Records to process:

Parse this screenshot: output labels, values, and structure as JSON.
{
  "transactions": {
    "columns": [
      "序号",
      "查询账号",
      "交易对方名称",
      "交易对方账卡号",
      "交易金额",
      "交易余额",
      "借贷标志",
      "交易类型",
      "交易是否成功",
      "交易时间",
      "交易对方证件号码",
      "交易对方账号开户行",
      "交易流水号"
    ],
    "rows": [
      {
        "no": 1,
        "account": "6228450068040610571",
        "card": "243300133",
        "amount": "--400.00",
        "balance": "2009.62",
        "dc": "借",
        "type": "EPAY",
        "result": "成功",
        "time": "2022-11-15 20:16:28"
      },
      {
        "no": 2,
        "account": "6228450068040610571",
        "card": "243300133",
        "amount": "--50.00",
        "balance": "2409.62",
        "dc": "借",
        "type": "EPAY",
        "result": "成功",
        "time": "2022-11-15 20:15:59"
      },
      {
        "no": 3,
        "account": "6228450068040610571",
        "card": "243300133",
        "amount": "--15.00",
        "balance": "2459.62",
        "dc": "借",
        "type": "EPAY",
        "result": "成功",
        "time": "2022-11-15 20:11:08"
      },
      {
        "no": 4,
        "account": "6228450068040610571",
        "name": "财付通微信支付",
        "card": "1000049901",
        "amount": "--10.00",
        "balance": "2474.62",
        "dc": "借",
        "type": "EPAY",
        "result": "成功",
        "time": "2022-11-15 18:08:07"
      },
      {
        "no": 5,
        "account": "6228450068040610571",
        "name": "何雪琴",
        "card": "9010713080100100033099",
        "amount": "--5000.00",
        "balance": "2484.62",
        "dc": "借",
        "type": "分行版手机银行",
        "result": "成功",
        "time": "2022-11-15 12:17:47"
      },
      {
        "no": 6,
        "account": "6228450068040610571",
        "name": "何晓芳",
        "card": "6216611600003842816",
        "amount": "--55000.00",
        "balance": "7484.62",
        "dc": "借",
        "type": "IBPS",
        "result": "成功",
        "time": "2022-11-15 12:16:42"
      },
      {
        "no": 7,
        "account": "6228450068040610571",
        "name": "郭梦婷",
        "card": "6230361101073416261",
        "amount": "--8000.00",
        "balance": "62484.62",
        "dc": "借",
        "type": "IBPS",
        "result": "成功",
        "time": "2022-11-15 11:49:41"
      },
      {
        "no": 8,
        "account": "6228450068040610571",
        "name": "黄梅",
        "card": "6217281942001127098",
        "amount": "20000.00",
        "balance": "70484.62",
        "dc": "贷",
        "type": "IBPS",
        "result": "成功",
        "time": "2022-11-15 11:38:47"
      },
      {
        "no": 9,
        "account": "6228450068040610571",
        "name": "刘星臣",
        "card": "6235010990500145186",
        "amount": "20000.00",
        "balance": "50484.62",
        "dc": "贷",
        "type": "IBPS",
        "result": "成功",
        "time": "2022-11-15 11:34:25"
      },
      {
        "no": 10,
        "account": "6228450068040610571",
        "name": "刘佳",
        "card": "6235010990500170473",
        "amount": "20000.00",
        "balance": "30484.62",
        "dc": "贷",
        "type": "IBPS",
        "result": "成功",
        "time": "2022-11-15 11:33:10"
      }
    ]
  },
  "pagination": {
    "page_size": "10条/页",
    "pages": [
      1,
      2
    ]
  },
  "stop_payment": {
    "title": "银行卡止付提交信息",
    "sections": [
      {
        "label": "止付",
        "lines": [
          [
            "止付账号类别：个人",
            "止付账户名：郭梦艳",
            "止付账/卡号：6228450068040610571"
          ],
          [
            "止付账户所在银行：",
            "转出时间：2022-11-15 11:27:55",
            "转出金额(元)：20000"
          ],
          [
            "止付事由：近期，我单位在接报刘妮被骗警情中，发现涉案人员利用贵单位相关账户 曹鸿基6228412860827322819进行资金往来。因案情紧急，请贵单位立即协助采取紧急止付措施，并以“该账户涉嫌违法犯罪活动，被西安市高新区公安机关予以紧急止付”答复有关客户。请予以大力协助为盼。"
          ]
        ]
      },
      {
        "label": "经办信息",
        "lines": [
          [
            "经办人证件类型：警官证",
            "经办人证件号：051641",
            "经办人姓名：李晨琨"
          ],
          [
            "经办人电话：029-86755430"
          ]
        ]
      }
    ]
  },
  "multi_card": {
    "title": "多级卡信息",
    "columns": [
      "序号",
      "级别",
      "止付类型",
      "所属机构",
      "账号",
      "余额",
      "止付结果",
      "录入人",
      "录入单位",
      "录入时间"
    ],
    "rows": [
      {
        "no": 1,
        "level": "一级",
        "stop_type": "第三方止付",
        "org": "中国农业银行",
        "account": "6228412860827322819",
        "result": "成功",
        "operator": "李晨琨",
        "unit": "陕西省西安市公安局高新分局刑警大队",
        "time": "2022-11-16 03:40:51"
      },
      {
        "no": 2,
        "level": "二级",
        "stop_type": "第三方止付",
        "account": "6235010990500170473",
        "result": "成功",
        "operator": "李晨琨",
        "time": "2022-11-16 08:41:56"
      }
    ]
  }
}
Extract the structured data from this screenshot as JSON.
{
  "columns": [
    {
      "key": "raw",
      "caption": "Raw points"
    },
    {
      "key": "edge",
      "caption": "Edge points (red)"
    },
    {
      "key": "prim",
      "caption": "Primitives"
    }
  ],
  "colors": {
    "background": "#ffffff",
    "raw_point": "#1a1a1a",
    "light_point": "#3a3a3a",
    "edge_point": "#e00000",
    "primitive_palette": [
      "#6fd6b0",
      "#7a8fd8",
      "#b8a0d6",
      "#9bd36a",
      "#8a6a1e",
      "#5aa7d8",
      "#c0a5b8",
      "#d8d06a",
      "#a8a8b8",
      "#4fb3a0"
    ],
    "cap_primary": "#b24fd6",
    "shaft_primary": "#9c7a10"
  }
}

Description of the task:
Please set down all the data word for word.

Result of this task:
Parse this screenshot: output labels, values, and structure as JSON.
{
  "transactions": {
    "columns": [
      "序号",
      "查询账号",
      "交易对方名称",
      "交易对方账卡号",
      "交易金额",
      "交易余额",
      "借贷标志",
      "交易类型",
      "交易是否成功",
      "交易时间",
      "交易对方证件号码",
      "交易对方账号开户行",
      "交易流水号"
    ],
    "rows": [
      {
        "no": 1,
        "account": "6228450068040610571",
        "card": "243300133",
        "amount": "--400.00",
        "balance": "2009.62",
        "dc": "借",
        "type": "EPAY",
        "result": "成功",
        "time": "2022-11-15 20:16:28"
      },
      {
        "no": 2,
        "account": "6228450068040610571",
        "card": "243300133",
        "amount": "--50.00",
        "balance": "2409.62",
        "dc": "借",
        "type": "EPAY",
        "result": "成功",
        "time": "2022-11-15 20:15:59"
      },
      {
        "no": 3,
        "account": "6228450068040610571",
        "card": "243300133",
        "amount": "--15.00",
        "balance": "2459.62",
        "dc": "借",
        "type": "EPAY",
        "result": "成功",
        "time": "2022-11-15 20:11:08"
      },
      {
        "no": 4,
        "account": "6228450068040610571",
        "name": "财付通微信支付",
        "card": "1000049901",
        "amount": "--10.00",
        "balance": "2474.62",
        "dc": "借",
        "type": "EPAY",
        "result": "成功",
        "time": "2022-11-15 18:08:07"
      },
      {
        "no": 5,
        "account": "6228450068040610571",
        "name": "何雪琴",
        "card": "9010713080100100033099",
        "amount": "--5000.00",
        "balance": "2484.62",
        "dc": "借",
        "type": "分行版手机银行",
        "result": "成功",
        "time": "2022-11-15 12:17:47"
      },
      {
        "no": 6,
        "account": "6228450068040610571",
        "name": "何晓芳",
        "card": "6216611600003842816",
        "amount": "--55000.00",
        "balance": "7484.62",
        "dc": "借",
        "type": "IBPS",
        "result": "成功",
        "time": "2022-11-15 12:16:42"
      },
      {
        "no": 7,
        "account": "6228450068040610571",
        "name": "郭梦婷",
        "card": "6230361101073416261",
        "amount": "--8000.00",
        "balance": "62484.62",
        "dc": "借",
        "type": "IBPS",
        "result": "成功",
        "time": "2022-11-15 11:49:41"
      },
      {
        "no": 8,
        "account": "6228450068040610571",
        "name": "黄梅",
        "card": "6217281942001127098",
        "amount": "20000.00",
        "balance": "70484.62",
        "dc": "贷",
        "type": "IBPS",
        "result": "成功",
        "time": "2022-11-15 11:38:47"
      },
      {
        "no": 9,
        "account": "6228450068040610571",
        "name": "刘星臣",
        "card": "6235010990500145186",
        "amount": "20000.00",
        "balance": "50484.62",
        "dc": "贷",
        "type": "IBPS",
        "result": "成功",
        "time": "2022-11-15 11:34:25"
      },
      {
        "no": 10,
        "account": "6228450068040610571",
        "name": "刘佳",
        "card": "6235010990500170473",
        "amount": "20000.00",
        "balance": "30484.62",
        "dc": "贷",
        "type": "IBPS",
        "result": "成功",
        "time": "2022-11-15 11:33:10"
      }
    ]
  },
  "pagination": {
    "page_size": "10条/页",
    "pages": [
      1,
      2
    ]
  },
  "stop_payment": {
    "title": "银行卡止付提交信息",
    "sections": [
      {
        "label": "止付",
        "lines": [
          [
            "止付账号类别：个人",
            "止付账户名：郭梦艳",
            "止付账/卡号：6228450068040610571"
          ],
          [
            "止付账户所在银行：",
            "转出时间：2022-11-15 11:27:55",
            "转出金额(元)：20000"
          ],
          [
            "止付事由：近期，我单位在接报刘妮被骗警情中，发现涉案人员利用贵单位相关账户 曹鸿基6228412860827322819进行资金往来。因案情紧急，请贵单位立即协助采取紧急止付措施，并以“该账户涉嫌违法犯罪活动，被西安市高新区公安机关予以紧急止付”答复有关客户。请予以大力协助为盼。"
          ]
        ]
      },
      {
        "label": "经办信息",
        "lines": [
          [
            "经办人证件类型：警官证",
            "经办人证件号：051641",
            "经办人姓名：李晨琨"
          ],
          [
            "经办人电话：029-86755430"
          ]
        ]
      }
    ]
  },
  "multi_card": {
    "title": "多级卡信息",
    "columns": [
      "序号",
      "级别",
      "止付类型",
      "所属机构",
      "账号",
      "余额",
      "止付结果",
      "录入人",
      "录入单位",
      "录入时间"
    ],
    "rows": [
      {
        "no": 1,
        "level": "一级",
        "stop_type": "第三方止付",
        "org": "中国农业银行",
        "account": "6228412860827322819",
        "result": "成功",
        "operator": "李晨琨",
        "unit": "陕西省西安市公安局高新分局刑警大队",
        "time": "2022-11-16 03:40:51"
      },
      {
        "no": 2,
        "level": "二级",
        "stop_type": "第三方止付",
        "account": "6235010990500170473",
        "result": "成功",
        "operator": "李晨琨",
        "time": "2022-11-16 08:41:56"
      }
    ]
  }
}
Extract the structured data from this screenshot as JSON.
{
  "columns": [
    {
      "key": "raw",
      "caption": "Raw points"
    },
    {
      "key": "edge",
      "caption": "Edge points (red)"
    },
    {
      "key": "prim",
      "caption": "Primitives"
    }
  ],
  "colors": {
    "background": "#ffffff",
    "raw_point": "#1a1a1a",
    "light_point": "#3a3a3a",
    "edge_point": "#e00000",
    "primitive_palette": [
      "#6fd6b0",
      "#7a8fd8",
      "#b8a0d6",
      "#9bd36a",
      "#8a6a1e",
      "#5aa7d8",
      "#c0a5b8",
      "#d8d06a",
      "#a8a8b8",
      "#4fb3a0"
    ],
    "cap_primary": "#b24fd6",
    "shaft_primary": "#9c7a10"
  }
}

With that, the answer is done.